■ DATA IN THIS EXERCISE ■
* * * * * * *
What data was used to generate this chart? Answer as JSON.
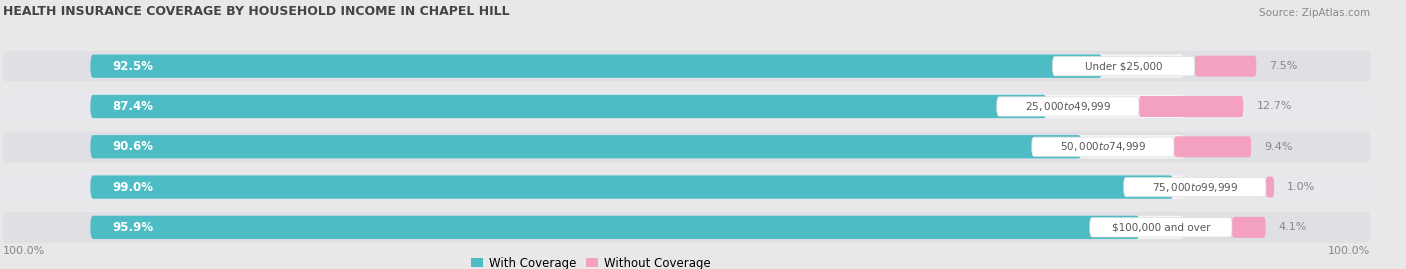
{
  "title": "HEALTH INSURANCE COVERAGE BY HOUSEHOLD INCOME IN CHAPEL HILL",
  "source": "Source: ZipAtlas.com",
  "categories": [
    "Under $25,000",
    "$25,000 to $49,999",
    "$50,000 to $74,999",
    "$75,000 to $99,999",
    "$100,000 and over"
  ],
  "with_coverage": [
    92.5,
    87.4,
    90.6,
    99.0,
    95.9
  ],
  "without_coverage": [
    7.5,
    12.7,
    9.4,
    1.0,
    4.1
  ],
  "color_coverage": "#4DBCC4",
  "color_no_coverage": "#F07098",
  "color_no_coverage_light": "#F4A0C0",
  "background_color": "#e8e8e8",
  "bar_bg_color": "#d4d4d8",
  "bar_inner_color": "#f5f5f5",
  "legend_coverage": "With Coverage",
  "legend_no_coverage": "Without Coverage",
  "x_axis_left_label": "100.0%",
  "x_axis_right_label": "100.0%",
  "title_color": "#444444",
  "source_color": "#888888",
  "label_color": "#555555",
  "pct_right_color": "#888888"
}
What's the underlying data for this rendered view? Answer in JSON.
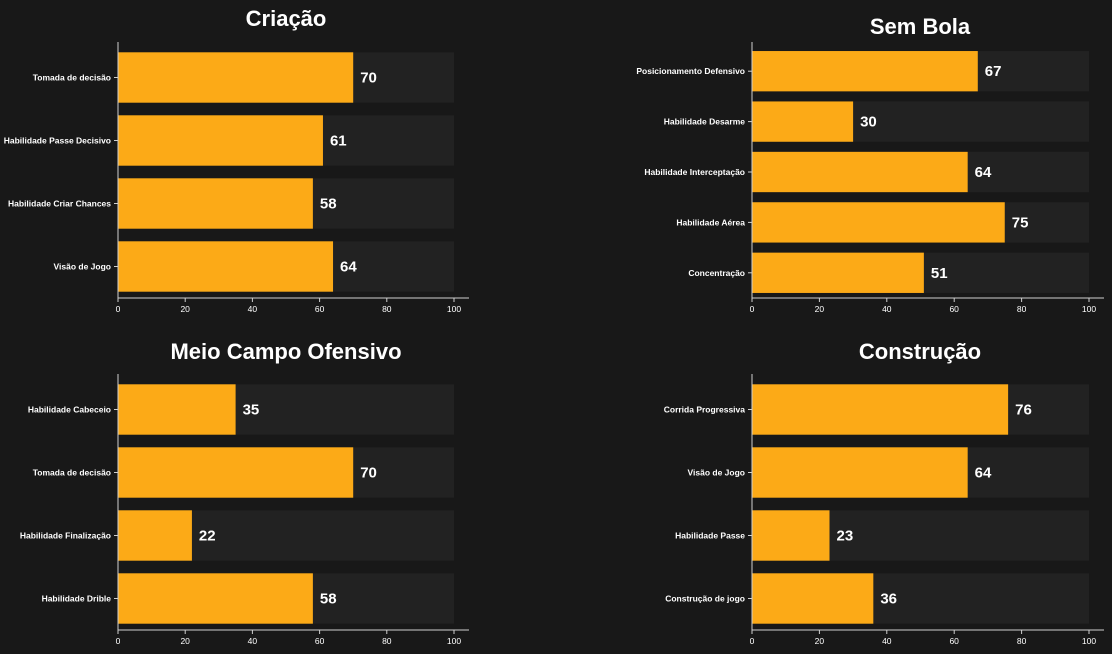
* * * * * * *
■ THE TASK ■
Repeat the data above exactly, but not the pictures.

■ ANSWER FOR THE TASK ■
What data was used to generate this chart? Answer as JSON.
{
  "title": "HEALTH INSURANCE COVERAGE BY HOUSEHOLD INCOME IN CHAPEL HILL",
  "source": "Source: ZipAtlas.com",
  "categories": [
    "Under $25,000",
    "$25,000 to $49,999",
    "$50,000 to $74,999",
    "$75,000 to $99,999",
    "$100,000 and over"
  ],
  "with_coverage": [
    92.5,
    87.4,
    90.6,
    99.0,
    95.9
  ],
  "without_coverage": [
    7.5,
    12.7,
    9.4,
    1.0,
    4.1
  ],
  "color_coverage": "#4DBCC4",
  "color_no_coverage": "#F07098",
  "color_no_coverage_light": "#F4A0C0",
  "background_color": "#e8e8e8",
  "bar_bg_color": "#d4d4d8",
  "bar_inner_color": "#f5f5f5",
  "legend_coverage": "With Coverage",
  "legend_no_coverage": "Without Coverage",
  "x_axis_left_label": "100.0%",
  "x_axis_right_label": "100.0%",
  "title_color": "#444444",
  "source_color": "#888888",
  "label_color": "#555555",
  "pct_right_color": "#888888"
}
What's the underlying data for this rendered view? Answer in JSON.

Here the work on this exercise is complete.